-- start of SUPPLIED MATERIAL --
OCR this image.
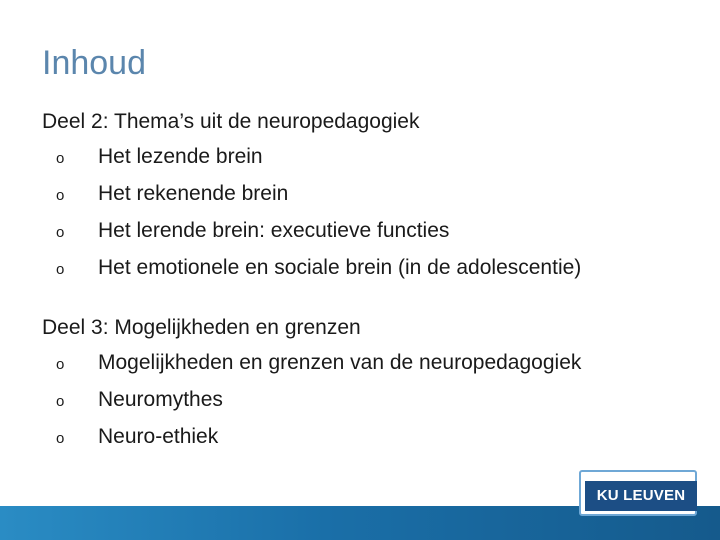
Inhoud

Deel 2: Thema’s uit de neuropedagogiek

o	Het lezende brein
o	Het rekenende brein
o	Het lerende brein: executieve functies
o	Het emotionele en sociale brein (in de adolescentie)

Deel 3: Mogelijkheden en grenzen

o	Mogelijkheden en grenzen van de neuropedagogiek
o	Neuromythes
o	Neuro-ethiek
KU LEUVEN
-- end of SUPPLIED MATERIAL --
WHAT YOU ARE ASKED TO DO: Each entry shown above must be quoted exactly, with its pictures left out.

THE ANSWER:
OCR this image.
Inhoud

Deel 2: Thema’s uit de neuropedagogiek

o	Het lezende brein
o	Het rekenende brein
o	Het lerende brein: executieve functies
o	Het emotionele en sociale brein (in de adolescentie)

Deel 3: Mogelijkheden en grenzen

o	Mogelijkheden en grenzen van de neuropedagogiek
o	Neuromythes
o	Neuro-ethiek
KU LEUVEN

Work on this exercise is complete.